### [Exercise]
What number of lines in the material contain the word "scene"? Give that number alone.

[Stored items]
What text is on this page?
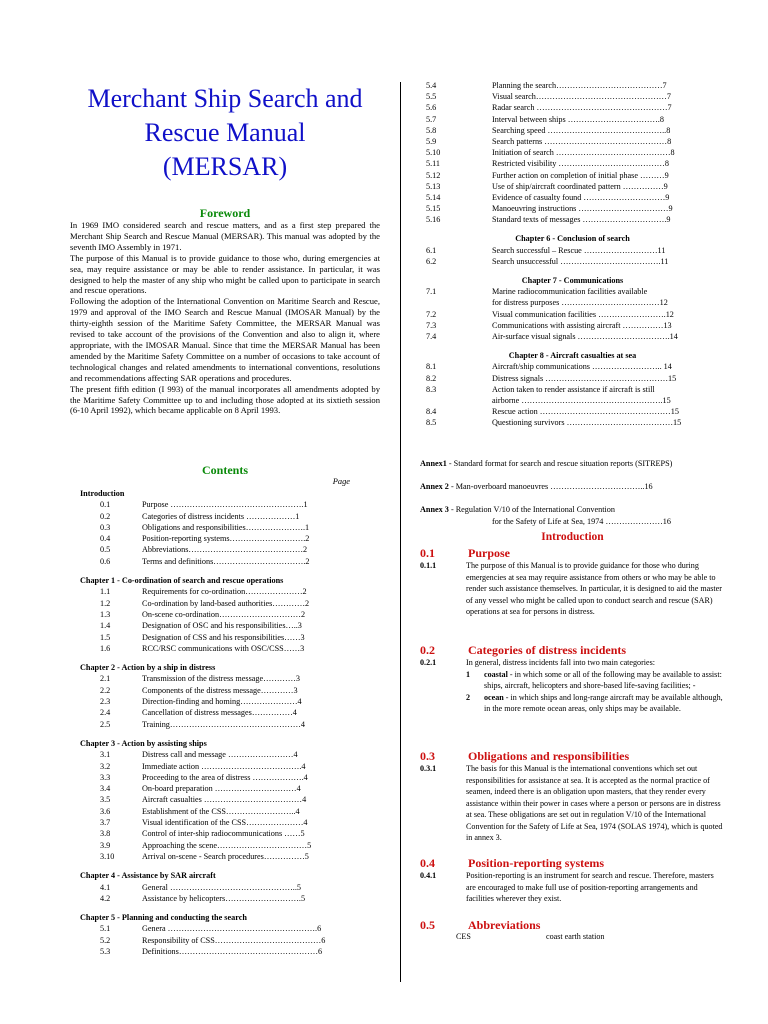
Merchant Ship Search and
Rescue Manual
(MERSAR)
Foreword

In 1969 IMO considered search and rescue matters, and as a first step prepared the Merchant Ship Search and Rescue Manual (MERSAR). This manual was adopted by the seventh IMO Assembly in 1971.

The purpose of this Manual is to provide guidance to those who, during emergencies at sea, may require assistance or may be able to render assistance. In particular, it was designed to help the master of any ship who might be called upon to participate in search and rescue operations.

Following the adoption of the International Convention on Maritime Search and Rescue, 1979 and approval of the IMO Search and Rescue Manual (IMOSAR Manual) by the thirty-eighth session of the Maritime Safety Committee, the MERSAR Manual was revised to take account of the provisions of the Convention and also to align it, where appropriate, with the IMOSAR Manual. Since that time the MERSAR Manual has been amended by the Maritime Safety Committee on a number of occasions to take account of technological changes and related amendments to international conventions, resolutions and recommendations affecting SAR operations and procedures.

The present fifth edition (I 993) of the manual incorporates all amendments adopted by the Maritime Safety Committee up to and including those adopted at its sixtieth session (6-10 April 1992), which became applicable on 8 April 1993.

Contents
Page
Introduction
0.1	Purpose ………………………………………….1
0.2	Categories of distress incidents ………………1
0.3	Obligations and responsibilities………………….1
0.4	Position-reporting systems……………………….2
0.5	Abbreviations……………………………………2
0.6	Terms and definitions…………………………….2
Chapter 1 - Co-ordination of search and rescue operations
1.1	Requirements for co-ordination…………………2
1.2	Co-ordination by land-based authorities…………2
1.3	On-scene co-ordination…………………………2
1.4	Designation of OSC and his responsibilities…..3
1.5	Designation of CSS and his responsibilities……3
1.6	RCC/RSC communications with OSC/CSS……3
Chapter 2 - Action by a ship in distress
2.1	Transmission of the distress message…………3
2.2	Components of the distress message…………3
2.3	Direction-finding and homing…………………4
2.4	Cancellation of distress messages……………4
2.5	Training…………………………………………4
Chapter 3 - Action by assisting ships
3.1	Distress call and message ……………………4
3.2	Immediate action ……………………………….4
3.3	Proceeding to the area of distress ……………….4
3.4	On-board preparation …………………………4
3.5	Aircraft casualties ………………………………4
3.6	Establishment of the CSS……………………..4
3.7	Visual identification of the CSS…………………4
3.8	Control of inter-ship radiocommunications ……5
3.9	Approaching the scene……………………………5
3.10	Arrival on-scene - Search procedures……………5
Chapter 4 - Assistance by SAR aircraft
4.1	General ………………………………………..5
4.2	Assistance by helicopters……………………….5
Chapter 5 - Planning and conducting the search
5.1	Genera ……………………………………………….6
5.2	Responsibility of CSS…………………………………6
5.3	Definitions……………………………………………6
5.4	Planning the search…………………………………7
5.5	Visual search…………………………………………7
5.6	Radar search …………………………………………7
5.7	Interval between ships …………………………….8
5.8	Searching speed ……………………………………..8
5.9	Search patterns ………………………………………8
5.10	Initiation of search ……………………………………8
5.11	Restricted visibility …………………………………8
5.12	Further action on completion of initial phase ………9
5.13	Use of ship/aircraft coordinated pattern ……………9
5.14	Evidence of casualty found …………………………9
5.15	Manoeuvring instructions ……………………………9
5.16	Standard texts of messages ………………………….9
Chapter 6 - Conclusion of search
6.1	Search successful – Rescue ………………………11
6.2	Search unsuccessful ……………………………….11
Chapter 7 - Communications
7.1	Marine radiocommunication facilities available
for distress purposes ………………………………12
7.2	Visual communication facilities …………………….12
7.3	Communications with assisting aircraft ……………13
7.4	Air-surface visual signals …………………………….14
Chapter 8 - Aircraft casualties at sea
8.1	Aircraft/ship communications …………………….. 14
8.2	Distress signals ………………………………………15
8.3	Action taken to render assistance if aircraft is still
airborne …………………………………………….15
8.4	Rescue action …………………………………………15
8.5	Questioning survivors …………………………………15
Annex1 - Standard format for search and rescue situation reports (SITREPS)
Annex 2 - Man-overboard manoeuvres ……………………………..16
Annex 3 - Regulation V/10 of the International Convention
for the Safety of Life at Sea, 1974 …………………16
Introduction
0.1	Purpose
0.1.1	The purpose of this Manual is to provide guidance for those who during emergencies at sea may require assistance from others or who may be able to render such assistance themselves. In particular, it is designed to aid the master of any vessel who might be called upon to conduct search and rescue (SAR) operations at sea for persons in distress.

0.2	Categories of distress incidents
0.2.1	In general, distress incidents fall into two main categories:

1 coastal - in which some or all of the following may be available to assist: ships, aircraft, helicopters and shore-based life-saving facilities; -
2 ocean - in which ships and long-range aircraft may be available although, in the more remote ocean areas, only ships may be available.
0.3	Obligations and responsibilities
0.3.1	The basis for this Manual is the international conventions which set out responsibilities for assistance at sea. It is accepted as the normal practice of seamen, indeed there is an obligation upon masters, that they render every assistance within their power in cases where a person or persons are in distress at sea. These obligations are set out in regulation V/10 of the International Convention for the Safety of Life at Sea, 1974 (SOLAS 1974), which is quoted in annex 3.

0.4	Position-reporting systems
0.4.1	Position-reporting is an instrument for search and rescue. Therefore, masters are encouraged to make full use of position-reporting arrangements and facilities wherever they exist.

0.5	Abbreviations
CES	coast earth station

### [The answer]
3